* [TASK TO CARRY OUT]:
Retype the whole listing below, character for character.
TASK INPUTS start
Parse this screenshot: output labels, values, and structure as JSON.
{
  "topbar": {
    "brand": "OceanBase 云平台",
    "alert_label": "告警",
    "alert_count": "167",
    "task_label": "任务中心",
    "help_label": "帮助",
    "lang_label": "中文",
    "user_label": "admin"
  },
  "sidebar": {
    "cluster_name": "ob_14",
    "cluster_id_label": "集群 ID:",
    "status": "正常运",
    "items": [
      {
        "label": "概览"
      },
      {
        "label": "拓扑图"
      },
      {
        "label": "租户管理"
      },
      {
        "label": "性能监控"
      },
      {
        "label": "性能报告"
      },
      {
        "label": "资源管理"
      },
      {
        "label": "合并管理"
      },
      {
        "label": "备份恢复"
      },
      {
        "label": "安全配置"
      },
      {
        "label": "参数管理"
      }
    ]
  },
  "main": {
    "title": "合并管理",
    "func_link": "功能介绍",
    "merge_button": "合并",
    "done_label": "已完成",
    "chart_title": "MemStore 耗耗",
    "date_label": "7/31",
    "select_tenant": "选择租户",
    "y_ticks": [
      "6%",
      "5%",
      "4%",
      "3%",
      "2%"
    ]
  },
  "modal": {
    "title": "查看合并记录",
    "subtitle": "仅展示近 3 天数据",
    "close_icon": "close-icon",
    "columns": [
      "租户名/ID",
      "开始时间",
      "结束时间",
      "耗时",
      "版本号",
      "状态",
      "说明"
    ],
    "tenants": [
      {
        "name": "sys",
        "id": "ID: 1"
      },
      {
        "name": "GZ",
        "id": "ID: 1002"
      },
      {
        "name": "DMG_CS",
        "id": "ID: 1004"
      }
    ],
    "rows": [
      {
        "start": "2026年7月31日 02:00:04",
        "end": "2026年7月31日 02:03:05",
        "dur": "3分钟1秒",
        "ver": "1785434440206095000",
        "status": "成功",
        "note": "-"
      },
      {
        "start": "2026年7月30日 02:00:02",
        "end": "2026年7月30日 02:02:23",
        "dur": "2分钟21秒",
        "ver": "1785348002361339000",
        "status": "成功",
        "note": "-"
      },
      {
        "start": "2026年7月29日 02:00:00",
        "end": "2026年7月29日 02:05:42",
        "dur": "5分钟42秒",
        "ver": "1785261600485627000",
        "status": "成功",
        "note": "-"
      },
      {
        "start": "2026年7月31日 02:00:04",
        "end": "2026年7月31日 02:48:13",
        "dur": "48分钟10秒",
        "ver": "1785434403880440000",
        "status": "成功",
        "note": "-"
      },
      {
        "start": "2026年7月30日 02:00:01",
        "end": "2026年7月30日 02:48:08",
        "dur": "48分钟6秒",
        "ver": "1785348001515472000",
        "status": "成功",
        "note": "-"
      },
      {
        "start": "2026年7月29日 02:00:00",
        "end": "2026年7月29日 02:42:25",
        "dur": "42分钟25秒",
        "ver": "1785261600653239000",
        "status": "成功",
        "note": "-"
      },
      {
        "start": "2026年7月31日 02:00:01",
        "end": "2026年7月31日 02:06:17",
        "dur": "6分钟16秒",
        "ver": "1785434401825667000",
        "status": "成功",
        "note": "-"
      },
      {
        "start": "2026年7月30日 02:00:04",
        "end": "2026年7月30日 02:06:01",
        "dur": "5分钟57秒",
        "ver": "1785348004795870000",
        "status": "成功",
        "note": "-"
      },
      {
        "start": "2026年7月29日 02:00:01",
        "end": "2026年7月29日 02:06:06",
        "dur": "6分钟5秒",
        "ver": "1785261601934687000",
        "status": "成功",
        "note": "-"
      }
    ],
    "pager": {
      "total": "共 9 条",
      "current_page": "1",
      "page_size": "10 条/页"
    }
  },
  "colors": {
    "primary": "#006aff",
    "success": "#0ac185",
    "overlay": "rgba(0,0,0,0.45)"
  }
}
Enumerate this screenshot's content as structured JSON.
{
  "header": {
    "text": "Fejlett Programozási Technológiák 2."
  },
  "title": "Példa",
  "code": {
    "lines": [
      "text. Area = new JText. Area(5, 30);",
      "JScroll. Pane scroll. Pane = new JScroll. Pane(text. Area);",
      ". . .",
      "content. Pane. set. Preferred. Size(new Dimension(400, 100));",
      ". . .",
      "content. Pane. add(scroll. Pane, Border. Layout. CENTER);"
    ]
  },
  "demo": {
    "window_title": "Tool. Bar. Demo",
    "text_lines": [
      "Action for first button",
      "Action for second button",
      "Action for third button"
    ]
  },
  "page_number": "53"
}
TASK INPUTS end
* [EXERCISE OUTPUT]:
Parse this screenshot: output labels, values, and structure as JSON.
{
  "topbar": {
    "brand": "OceanBase 云平台",
    "alert_label": "告警",
    "alert_count": "167",
    "task_label": "任务中心",
    "help_label": "帮助",
    "lang_label": "中文",
    "user_label": "admin"
  },
  "sidebar": {
    "cluster_name": "ob_14",
    "cluster_id_label": "集群 ID:",
    "status": "正常运",
    "items": [
      {
        "label": "概览"
      },
      {
        "label": "拓扑图"
      },
      {
        "label": "租户管理"
      },
      {
        "label": "性能监控"
      },
      {
        "label": "性能报告"
      },
      {
        "label": "资源管理"
      },
      {
        "label": "合并管理"
      },
      {
        "label": "备份恢复"
      },
      {
        "label": "安全配置"
      },
      {
        "label": "参数管理"
      }
    ]
  },
  "main": {
    "title": "合并管理",
    "func_link": "功能介绍",
    "merge_button": "合并",
    "done_label": "已完成",
    "chart_title": "MemStore 耗耗",
    "date_label": "7/31",
    "select_tenant": "选择租户",
    "y_ticks": [
      "6%",
      "5%",
      "4%",
      "3%",
      "2%"
    ]
  },
  "modal": {
    "title": "查看合并记录",
    "subtitle": "仅展示近 3 天数据",
    "close_icon": "close-icon",
    "columns": [
      "租户名/ID",
      "开始时间",
      "结束时间",
      "耗时",
      "版本号",
      "状态",
      "说明"
    ],
    "tenants": [
      {
        "name": "sys",
        "id": "ID: 1"
      },
      {
        "name": "GZ",
        "id": "ID: 1002"
      },
      {
        "name": "DMG_CS",
        "id": "ID: 1004"
      }
    ],
    "rows": [
      {
        "start": "2026年7月31日 02:00:04",
        "end": "2026年7月31日 02:03:05",
        "dur": "3分钟1秒",
        "ver": "1785434440206095000",
        "status": "成功",
        "note": "-"
      },
      {
        "start": "2026年7月30日 02:00:02",
        "end": "2026年7月30日 02:02:23",
        "dur": "2分钟21秒",
        "ver": "1785348002361339000",
        "status": "成功",
        "note": "-"
      },
      {
        "start": "2026年7月29日 02:00:00",
        "end": "2026年7月29日 02:05:42",
        "dur": "5分钟42秒",
        "ver": "1785261600485627000",
        "status": "成功",
        "note": "-"
      },
      {
        "start": "2026年7月31日 02:00:04",
        "end": "2026年7月31日 02:48:13",
        "dur": "48分钟10秒",
        "ver": "1785434403880440000",
        "status": "成功",
        "note": "-"
      },
      {
        "start": "2026年7月30日 02:00:01",
        "end": "2026年7月30日 02:48:08",
        "dur": "48分钟6秒",
        "ver": "1785348001515472000",
        "status": "成功",
        "note": "-"
      },
      {
        "start": "2026年7月29日 02:00:00",
        "end": "2026年7月29日 02:42:25",
        "dur": "42分钟25秒",
        "ver": "1785261600653239000",
        "status": "成功",
        "note": "-"
      },
      {
        "start": "2026年7月31日 02:00:01",
        "end": "2026年7月31日 02:06:17",
        "dur": "6分钟16秒",
        "ver": "1785434401825667000",
        "status": "成功",
        "note": "-"
      },
      {
        "start": "2026年7月30日 02:00:04",
        "end": "2026年7月30日 02:06:01",
        "dur": "5分钟57秒",
        "ver": "1785348004795870000",
        "status": "成功",
        "note": "-"
      },
      {
        "start": "2026年7月29日 02:00:01",
        "end": "2026年7月29日 02:06:06",
        "dur": "6分钟5秒",
        "ver": "1785261601934687000",
        "status": "成功",
        "note": "-"
      }
    ],
    "pager": {
      "total": "共 9 条",
      "current_page": "1",
      "page_size": "10 条/页"
    }
  },
  "colors": {
    "primary": "#006aff",
    "success": "#0ac185",
    "overlay": "rgba(0,0,0,0.45)"
  }
}
Enumerate this screenshot's content as structured JSON.
{
  "header": {
    "text": "Fejlett Programozási Technológiák 2."
  },
  "title": "Példa",
  "code": {
    "lines": [
      "text. Area = new JText. Area(5, 30);",
      "JScroll. Pane scroll. Pane = new JScroll. Pane(text. Area);",
      ". . .",
      "content. Pane. set. Preferred. Size(new Dimension(400, 100));",
      ". . .",
      "content. Pane. add(scroll. Pane, Border. Layout. CENTER);"
    ]
  },
  "demo": {
    "window_title": "Tool. Bar. Demo",
    "text_lines": [
      "Action for first button",
      "Action for second button",
      "Action for third button"
    ]
  },
  "page_number": "53"
}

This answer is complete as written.